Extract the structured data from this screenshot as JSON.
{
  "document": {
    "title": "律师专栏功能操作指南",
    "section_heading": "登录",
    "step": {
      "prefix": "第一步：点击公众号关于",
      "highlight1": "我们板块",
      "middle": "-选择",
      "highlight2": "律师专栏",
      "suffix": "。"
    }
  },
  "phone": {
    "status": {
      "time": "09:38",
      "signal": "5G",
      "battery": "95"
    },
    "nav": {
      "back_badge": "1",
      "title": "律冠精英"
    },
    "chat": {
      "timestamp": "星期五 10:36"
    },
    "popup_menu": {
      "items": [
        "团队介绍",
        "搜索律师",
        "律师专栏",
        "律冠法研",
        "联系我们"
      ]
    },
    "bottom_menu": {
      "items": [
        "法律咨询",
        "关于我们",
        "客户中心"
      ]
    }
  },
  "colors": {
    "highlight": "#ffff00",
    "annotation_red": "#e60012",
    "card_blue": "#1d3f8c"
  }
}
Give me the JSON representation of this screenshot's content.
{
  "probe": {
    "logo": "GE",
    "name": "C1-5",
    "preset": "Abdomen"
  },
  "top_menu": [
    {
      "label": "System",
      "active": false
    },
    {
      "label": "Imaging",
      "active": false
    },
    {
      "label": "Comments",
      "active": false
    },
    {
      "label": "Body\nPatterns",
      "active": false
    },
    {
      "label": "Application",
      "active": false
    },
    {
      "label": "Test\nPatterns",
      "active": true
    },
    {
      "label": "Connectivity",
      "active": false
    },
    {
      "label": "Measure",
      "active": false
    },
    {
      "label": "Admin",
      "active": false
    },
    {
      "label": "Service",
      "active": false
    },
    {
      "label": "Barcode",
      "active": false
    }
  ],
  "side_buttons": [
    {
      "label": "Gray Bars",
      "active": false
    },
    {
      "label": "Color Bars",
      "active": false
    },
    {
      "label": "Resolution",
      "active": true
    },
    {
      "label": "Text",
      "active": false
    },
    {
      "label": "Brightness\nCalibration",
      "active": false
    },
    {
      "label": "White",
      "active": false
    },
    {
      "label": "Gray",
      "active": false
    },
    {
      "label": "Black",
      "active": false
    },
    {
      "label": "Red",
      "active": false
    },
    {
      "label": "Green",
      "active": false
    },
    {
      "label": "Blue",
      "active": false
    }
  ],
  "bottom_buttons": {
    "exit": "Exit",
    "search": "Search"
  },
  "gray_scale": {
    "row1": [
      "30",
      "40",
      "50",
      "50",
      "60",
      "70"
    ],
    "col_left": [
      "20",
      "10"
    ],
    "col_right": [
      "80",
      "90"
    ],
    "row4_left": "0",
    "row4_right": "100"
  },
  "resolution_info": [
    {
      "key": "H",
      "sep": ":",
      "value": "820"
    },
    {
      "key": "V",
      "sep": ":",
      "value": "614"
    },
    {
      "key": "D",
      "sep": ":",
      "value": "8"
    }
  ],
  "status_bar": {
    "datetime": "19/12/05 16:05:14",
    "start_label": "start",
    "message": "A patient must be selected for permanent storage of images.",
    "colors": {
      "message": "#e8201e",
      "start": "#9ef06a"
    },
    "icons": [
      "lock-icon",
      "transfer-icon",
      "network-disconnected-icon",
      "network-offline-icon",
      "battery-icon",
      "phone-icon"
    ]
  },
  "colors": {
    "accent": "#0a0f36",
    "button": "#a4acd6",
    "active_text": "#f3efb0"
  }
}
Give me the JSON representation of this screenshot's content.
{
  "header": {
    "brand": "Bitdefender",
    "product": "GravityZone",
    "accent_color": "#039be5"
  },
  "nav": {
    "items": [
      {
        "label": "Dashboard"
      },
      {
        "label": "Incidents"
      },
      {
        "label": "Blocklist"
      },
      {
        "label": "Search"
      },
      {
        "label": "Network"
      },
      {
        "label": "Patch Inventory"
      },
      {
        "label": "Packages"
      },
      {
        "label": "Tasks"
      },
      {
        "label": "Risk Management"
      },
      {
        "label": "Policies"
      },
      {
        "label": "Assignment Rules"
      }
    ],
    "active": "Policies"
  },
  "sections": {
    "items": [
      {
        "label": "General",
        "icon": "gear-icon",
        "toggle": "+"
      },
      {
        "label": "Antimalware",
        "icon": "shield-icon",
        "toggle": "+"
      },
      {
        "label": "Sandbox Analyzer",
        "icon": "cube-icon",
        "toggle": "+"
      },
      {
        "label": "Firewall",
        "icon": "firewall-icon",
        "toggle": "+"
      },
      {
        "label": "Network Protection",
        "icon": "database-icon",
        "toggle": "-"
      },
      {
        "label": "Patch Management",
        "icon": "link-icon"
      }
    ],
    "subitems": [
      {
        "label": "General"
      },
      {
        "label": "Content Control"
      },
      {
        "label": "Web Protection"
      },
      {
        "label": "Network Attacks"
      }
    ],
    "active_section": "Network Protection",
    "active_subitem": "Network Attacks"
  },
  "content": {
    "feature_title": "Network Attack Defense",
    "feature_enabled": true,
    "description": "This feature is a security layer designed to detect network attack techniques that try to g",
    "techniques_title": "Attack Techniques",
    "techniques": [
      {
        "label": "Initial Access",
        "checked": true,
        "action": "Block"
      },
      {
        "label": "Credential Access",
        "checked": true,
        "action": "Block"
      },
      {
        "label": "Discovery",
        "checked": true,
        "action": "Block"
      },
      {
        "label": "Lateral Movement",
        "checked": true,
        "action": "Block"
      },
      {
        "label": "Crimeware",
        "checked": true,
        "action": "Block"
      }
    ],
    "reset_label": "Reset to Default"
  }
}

• • • •

Please repeat the listing above in full and exactly.

> **ANSWER TO THE EXERCISE**
Extract the structured data from this screenshot as JSON.
{
  "document": {
    "title": "律师专栏功能操作指南",
    "section_heading": "登录",
    "step": {
      "prefix": "第一步：点击公众号关于",
      "highlight1": "我们板块",
      "middle": "-选择",
      "highlight2": "律师专栏",
      "suffix": "。"
    }
  },
  "phone": {
    "status": {
      "time": "09:38",
      "signal": "5G",
      "battery": "95"
    },
    "nav": {
      "back_badge": "1",
      "title": "律冠精英"
    },
    "chat": {
      "timestamp": "星期五 10:36"
    },
    "popup_menu": {
      "items": [
        "团队介绍",
        "搜索律师",
        "律师专栏",
        "律冠法研",
        "联系我们"
      ]
    },
    "bottom_menu": {
      "items": [
        "法律咨询",
        "关于我们",
        "客户中心"
      ]
    }
  },
  "colors": {
    "highlight": "#ffff00",
    "annotation_red": "#e60012",
    "card_blue": "#1d3f8c"
  }
}
Give me the JSON representation of this screenshot's content.
{
  "probe": {
    "logo": "GE",
    "name": "C1-5",
    "preset": "Abdomen"
  },
  "top_menu": [
    {
      "label": "System",
      "active": false
    },
    {
      "label": "Imaging",
      "active": false
    },
    {
      "label": "Comments",
      "active": false
    },
    {
      "label": "Body\nPatterns",
      "active": false
    },
    {
      "label": "Application",
      "active": false
    },
    {
      "label": "Test\nPatterns",
      "active": true
    },
    {
      "label": "Connectivity",
      "active": false
    },
    {
      "label": "Measure",
      "active": false
    },
    {
      "label": "Admin",
      "active": false
    },
    {
      "label": "Service",
      "active": false
    },
    {
      "label": "Barcode",
      "active": false
    }
  ],
  "side_buttons": [
    {
      "label": "Gray Bars",
      "active": false
    },
    {
      "label": "Color Bars",
      "active": false
    },
    {
      "label": "Resolution",
      "active": true
    },
    {
      "label": "Text",
      "active": false
    },
    {
      "label": "Brightness\nCalibration",
      "active": false
    },
    {
      "label": "White",
      "active": false
    },
    {
      "label": "Gray",
      "active": false
    },
    {
      "label": "Black",
      "active": false
    },
    {
      "label": "Red",
      "active": false
    },
    {
      "label": "Green",
      "active": false
    },
    {
      "label": "Blue",
      "active": false
    }
  ],
  "bottom_buttons": {
    "exit": "Exit",
    "search": "Search"
  },
  "gray_scale": {
    "row1": [
      "30",
      "40",
      "50",
      "50",
      "60",
      "70"
    ],
    "col_left": [
      "20",
      "10"
    ],
    "col_right": [
      "80",
      "90"
    ],
    "row4_left": "0",
    "row4_right": "100"
  },
  "resolution_info": [
    {
      "key": "H",
      "sep": ":",
      "value": "820"
    },
    {
      "key": "V",
      "sep": ":",
      "value": "614"
    },
    {
      "key": "D",
      "sep": ":",
      "value": "8"
    }
  ],
  "status_bar": {
    "datetime": "19/12/05 16:05:14",
    "start_label": "start",
    "message": "A patient must be selected for permanent storage of images.",
    "colors": {
      "message": "#e8201e",
      "start": "#9ef06a"
    },
    "icons": [
      "lock-icon",
      "transfer-icon",
      "network-disconnected-icon",
      "network-offline-icon",
      "battery-icon",
      "phone-icon"
    ]
  },
  "colors": {
    "accent": "#0a0f36",
    "button": "#a4acd6",
    "active_text": "#f3efb0"
  }
}
Give me the JSON representation of this screenshot's content.
{
  "header": {
    "brand": "Bitdefender",
    "product": "GravityZone",
    "accent_color": "#039be5"
  },
  "nav": {
    "items": [
      {
        "label": "Dashboard"
      },
      {
        "label": "Incidents"
      },
      {
        "label": "Blocklist"
      },
      {
        "label": "Search"
      },
      {
        "label": "Network"
      },
      {
        "label": "Patch Inventory"
      },
      {
        "label": "Packages"
      },
      {
        "label": "Tasks"
      },
      {
        "label": "Risk Management"
      },
      {
        "label": "Policies"
      },
      {
        "label": "Assignment Rules"
      }
    ],
    "active": "Policies"
  },
  "sections": {
    "items": [
      {
        "label": "General",
        "icon": "gear-icon",
        "toggle": "+"
      },
      {
        "label": "Antimalware",
        "icon": "shield-icon",
        "toggle": "+"
      },
      {
        "label": "Sandbox Analyzer",
        "icon": "cube-icon",
        "toggle": "+"
      },
      {
        "label": "Firewall",
        "icon": "firewall-icon",
        "toggle": "+"
      },
      {
        "label": "Network Protection",
        "icon": "database-icon",
        "toggle": "-"
      },
      {
        "label": "Patch Management",
        "icon": "link-icon"
      }
    ],
    "subitems": [
      {
        "label": "General"
      },
      {
        "label": "Content Control"
      },
      {
        "label": "Web Protection"
      },
      {
        "label": "Network Attacks"
      }
    ],
    "active_section": "Network Protection",
    "active_subitem": "Network Attacks"
  },
  "content": {
    "feature_title": "Network Attack Defense",
    "feature_enabled": true,
    "description": "This feature is a security layer designed to detect network attack techniques that try to g",
    "techniques_title": "Attack Techniques",
    "techniques": [
      {
        "label": "Initial Access",
        "checked": true,
        "action": "Block"
      },
      {
        "label": "Credential Access",
        "checked": true,
        "action": "Block"
      },
      {
        "label": "Discovery",
        "checked": true,
        "action": "Block"
      },
      {
        "label": "Lateral Movement",
        "checked": true,
        "action": "Block"
      },
      {
        "label": "Crimeware",
        "checked": true,
        "action": "Block"
      }
    ],
    "reset_label": "Reset to Default"
  }
}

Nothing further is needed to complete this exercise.